Short task:
Quote the entries in full, character for character, without their images.
* Start *
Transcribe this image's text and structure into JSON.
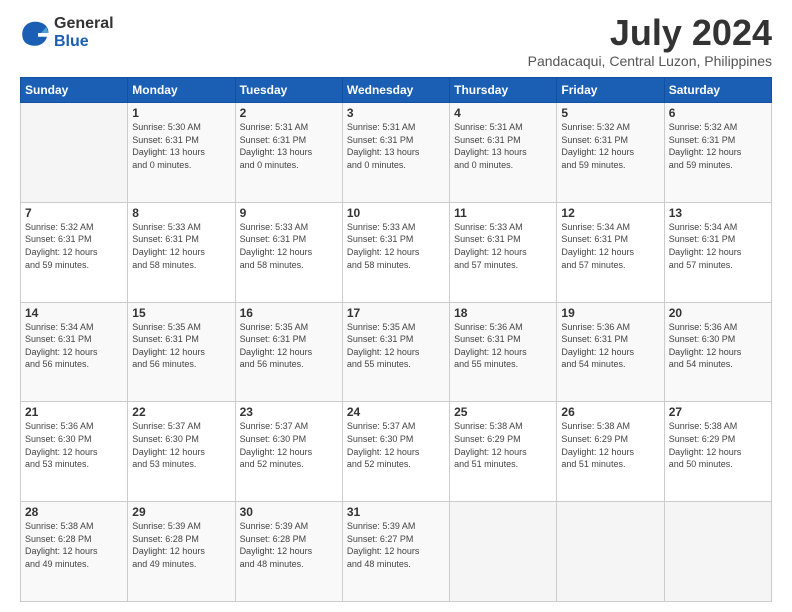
{
  "logo": {
    "general": "General",
    "blue": "Blue"
  },
  "title": "July 2024",
  "subtitle": "Pandacaqui, Central Luzon, Philippines",
  "header_days": [
    "Sunday",
    "Monday",
    "Tuesday",
    "Wednesday",
    "Thursday",
    "Friday",
    "Saturday"
  ],
  "weeks": [
    [
      {
        "day": "",
        "info": ""
      },
      {
        "day": "1",
        "info": "Sunrise: 5:30 AM\nSunset: 6:31 PM\nDaylight: 13 hours\nand 0 minutes."
      },
      {
        "day": "2",
        "info": "Sunrise: 5:31 AM\nSunset: 6:31 PM\nDaylight: 13 hours\nand 0 minutes."
      },
      {
        "day": "3",
        "info": "Sunrise: 5:31 AM\nSunset: 6:31 PM\nDaylight: 13 hours\nand 0 minutes."
      },
      {
        "day": "4",
        "info": "Sunrise: 5:31 AM\nSunset: 6:31 PM\nDaylight: 13 hours\nand 0 minutes."
      },
      {
        "day": "5",
        "info": "Sunrise: 5:32 AM\nSunset: 6:31 PM\nDaylight: 12 hours\nand 59 minutes."
      },
      {
        "day": "6",
        "info": "Sunrise: 5:32 AM\nSunset: 6:31 PM\nDaylight: 12 hours\nand 59 minutes."
      }
    ],
    [
      {
        "day": "7",
        "info": "Sunrise: 5:32 AM\nSunset: 6:31 PM\nDaylight: 12 hours\nand 59 minutes."
      },
      {
        "day": "8",
        "info": "Sunrise: 5:33 AM\nSunset: 6:31 PM\nDaylight: 12 hours\nand 58 minutes."
      },
      {
        "day": "9",
        "info": "Sunrise: 5:33 AM\nSunset: 6:31 PM\nDaylight: 12 hours\nand 58 minutes."
      },
      {
        "day": "10",
        "info": "Sunrise: 5:33 AM\nSunset: 6:31 PM\nDaylight: 12 hours\nand 58 minutes."
      },
      {
        "day": "11",
        "info": "Sunrise: 5:33 AM\nSunset: 6:31 PM\nDaylight: 12 hours\nand 57 minutes."
      },
      {
        "day": "12",
        "info": "Sunrise: 5:34 AM\nSunset: 6:31 PM\nDaylight: 12 hours\nand 57 minutes."
      },
      {
        "day": "13",
        "info": "Sunrise: 5:34 AM\nSunset: 6:31 PM\nDaylight: 12 hours\nand 57 minutes."
      }
    ],
    [
      {
        "day": "14",
        "info": "Sunrise: 5:34 AM\nSunset: 6:31 PM\nDaylight: 12 hours\nand 56 minutes."
      },
      {
        "day": "15",
        "info": "Sunrise: 5:35 AM\nSunset: 6:31 PM\nDaylight: 12 hours\nand 56 minutes."
      },
      {
        "day": "16",
        "info": "Sunrise: 5:35 AM\nSunset: 6:31 PM\nDaylight: 12 hours\nand 56 minutes."
      },
      {
        "day": "17",
        "info": "Sunrise: 5:35 AM\nSunset: 6:31 PM\nDaylight: 12 hours\nand 55 minutes."
      },
      {
        "day": "18",
        "info": "Sunrise: 5:36 AM\nSunset: 6:31 PM\nDaylight: 12 hours\nand 55 minutes."
      },
      {
        "day": "19",
        "info": "Sunrise: 5:36 AM\nSunset: 6:31 PM\nDaylight: 12 hours\nand 54 minutes."
      },
      {
        "day": "20",
        "info": "Sunrise: 5:36 AM\nSunset: 6:30 PM\nDaylight: 12 hours\nand 54 minutes."
      }
    ],
    [
      {
        "day": "21",
        "info": "Sunrise: 5:36 AM\nSunset: 6:30 PM\nDaylight: 12 hours\nand 53 minutes."
      },
      {
        "day": "22",
        "info": "Sunrise: 5:37 AM\nSunset: 6:30 PM\nDaylight: 12 hours\nand 53 minutes."
      },
      {
        "day": "23",
        "info": "Sunrise: 5:37 AM\nSunset: 6:30 PM\nDaylight: 12 hours\nand 52 minutes."
      },
      {
        "day": "24",
        "info": "Sunrise: 5:37 AM\nSunset: 6:30 PM\nDaylight: 12 hours\nand 52 minutes."
      },
      {
        "day": "25",
        "info": "Sunrise: 5:38 AM\nSunset: 6:29 PM\nDaylight: 12 hours\nand 51 minutes."
      },
      {
        "day": "26",
        "info": "Sunrise: 5:38 AM\nSunset: 6:29 PM\nDaylight: 12 hours\nand 51 minutes."
      },
      {
        "day": "27",
        "info": "Sunrise: 5:38 AM\nSunset: 6:29 PM\nDaylight: 12 hours\nand 50 minutes."
      }
    ],
    [
      {
        "day": "28",
        "info": "Sunrise: 5:38 AM\nSunset: 6:28 PM\nDaylight: 12 hours\nand 49 minutes."
      },
      {
        "day": "29",
        "info": "Sunrise: 5:39 AM\nSunset: 6:28 PM\nDaylight: 12 hours\nand 49 minutes."
      },
      {
        "day": "30",
        "info": "Sunrise: 5:39 AM\nSunset: 6:28 PM\nDaylight: 12 hours\nand 48 minutes."
      },
      {
        "day": "31",
        "info": "Sunrise: 5:39 AM\nSunset: 6:27 PM\nDaylight: 12 hours\nand 48 minutes."
      },
      {
        "day": "",
        "info": ""
      },
      {
        "day": "",
        "info": ""
      },
      {
        "day": "",
        "info": ""
      }
    ]
  ]
}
* End *
Result below:
Transcribe this image's text and structure into JSON.
{
  "logo": {
    "general": "General",
    "blue": "Blue"
  },
  "title": "July 2024",
  "subtitle": "Pandacaqui, Central Luzon, Philippines",
  "header_days": [
    "Sunday",
    "Monday",
    "Tuesday",
    "Wednesday",
    "Thursday",
    "Friday",
    "Saturday"
  ],
  "weeks": [
    [
      {
        "day": "",
        "info": ""
      },
      {
        "day": "1",
        "info": "Sunrise: 5:30 AM\nSunset: 6:31 PM\nDaylight: 13 hours\nand 0 minutes."
      },
      {
        "day": "2",
        "info": "Sunrise: 5:31 AM\nSunset: 6:31 PM\nDaylight: 13 hours\nand 0 minutes."
      },
      {
        "day": "3",
        "info": "Sunrise: 5:31 AM\nSunset: 6:31 PM\nDaylight: 13 hours\nand 0 minutes."
      },
      {
        "day": "4",
        "info": "Sunrise: 5:31 AM\nSunset: 6:31 PM\nDaylight: 13 hours\nand 0 minutes."
      },
      {
        "day": "5",
        "info": "Sunrise: 5:32 AM\nSunset: 6:31 PM\nDaylight: 12 hours\nand 59 minutes."
      },
      {
        "day": "6",
        "info": "Sunrise: 5:32 AM\nSunset: 6:31 PM\nDaylight: 12 hours\nand 59 minutes."
      }
    ],
    [
      {
        "day": "7",
        "info": "Sunrise: 5:32 AM\nSunset: 6:31 PM\nDaylight: 12 hours\nand 59 minutes."
      },
      {
        "day": "8",
        "info": "Sunrise: 5:33 AM\nSunset: 6:31 PM\nDaylight: 12 hours\nand 58 minutes."
      },
      {
        "day": "9",
        "info": "Sunrise: 5:33 AM\nSunset: 6:31 PM\nDaylight: 12 hours\nand 58 minutes."
      },
      {
        "day": "10",
        "info": "Sunrise: 5:33 AM\nSunset: 6:31 PM\nDaylight: 12 hours\nand 58 minutes."
      },
      {
        "day": "11",
        "info": "Sunrise: 5:33 AM\nSunset: 6:31 PM\nDaylight: 12 hours\nand 57 minutes."
      },
      {
        "day": "12",
        "info": "Sunrise: 5:34 AM\nSunset: 6:31 PM\nDaylight: 12 hours\nand 57 minutes."
      },
      {
        "day": "13",
        "info": "Sunrise: 5:34 AM\nSunset: 6:31 PM\nDaylight: 12 hours\nand 57 minutes."
      }
    ],
    [
      {
        "day": "14",
        "info": "Sunrise: 5:34 AM\nSunset: 6:31 PM\nDaylight: 12 hours\nand 56 minutes."
      },
      {
        "day": "15",
        "info": "Sunrise: 5:35 AM\nSunset: 6:31 PM\nDaylight: 12 hours\nand 56 minutes."
      },
      {
        "day": "16",
        "info": "Sunrise: 5:35 AM\nSunset: 6:31 PM\nDaylight: 12 hours\nand 56 minutes."
      },
      {
        "day": "17",
        "info": "Sunrise: 5:35 AM\nSunset: 6:31 PM\nDaylight: 12 hours\nand 55 minutes."
      },
      {
        "day": "18",
        "info": "Sunrise: 5:36 AM\nSunset: 6:31 PM\nDaylight: 12 hours\nand 55 minutes."
      },
      {
        "day": "19",
        "info": "Sunrise: 5:36 AM\nSunset: 6:31 PM\nDaylight: 12 hours\nand 54 minutes."
      },
      {
        "day": "20",
        "info": "Sunrise: 5:36 AM\nSunset: 6:30 PM\nDaylight: 12 hours\nand 54 minutes."
      }
    ],
    [
      {
        "day": "21",
        "info": "Sunrise: 5:36 AM\nSunset: 6:30 PM\nDaylight: 12 hours\nand 53 minutes."
      },
      {
        "day": "22",
        "info": "Sunrise: 5:37 AM\nSunset: 6:30 PM\nDaylight: 12 hours\nand 53 minutes."
      },
      {
        "day": "23",
        "info": "Sunrise: 5:37 AM\nSunset: 6:30 PM\nDaylight: 12 hours\nand 52 minutes."
      },
      {
        "day": "24",
        "info": "Sunrise: 5:37 AM\nSunset: 6:30 PM\nDaylight: 12 hours\nand 52 minutes."
      },
      {
        "day": "25",
        "info": "Sunrise: 5:38 AM\nSunset: 6:29 PM\nDaylight: 12 hours\nand 51 minutes."
      },
      {
        "day": "26",
        "info": "Sunrise: 5:38 AM\nSunset: 6:29 PM\nDaylight: 12 hours\nand 51 minutes."
      },
      {
        "day": "27",
        "info": "Sunrise: 5:38 AM\nSunset: 6:29 PM\nDaylight: 12 hours\nand 50 minutes."
      }
    ],
    [
      {
        "day": "28",
        "info": "Sunrise: 5:38 AM\nSunset: 6:28 PM\nDaylight: 12 hours\nand 49 minutes."
      },
      {
        "day": "29",
        "info": "Sunrise: 5:39 AM\nSunset: 6:28 PM\nDaylight: 12 hours\nand 49 minutes."
      },
      {
        "day": "30",
        "info": "Sunrise: 5:39 AM\nSunset: 6:28 PM\nDaylight: 12 hours\nand 48 minutes."
      },
      {
        "day": "31",
        "info": "Sunrise: 5:39 AM\nSunset: 6:27 PM\nDaylight: 12 hours\nand 48 minutes."
      },
      {
        "day": "",
        "info": ""
      },
      {
        "day": "",
        "info": ""
      },
      {
        "day": "",
        "info": ""
      }
    ]
  ]
}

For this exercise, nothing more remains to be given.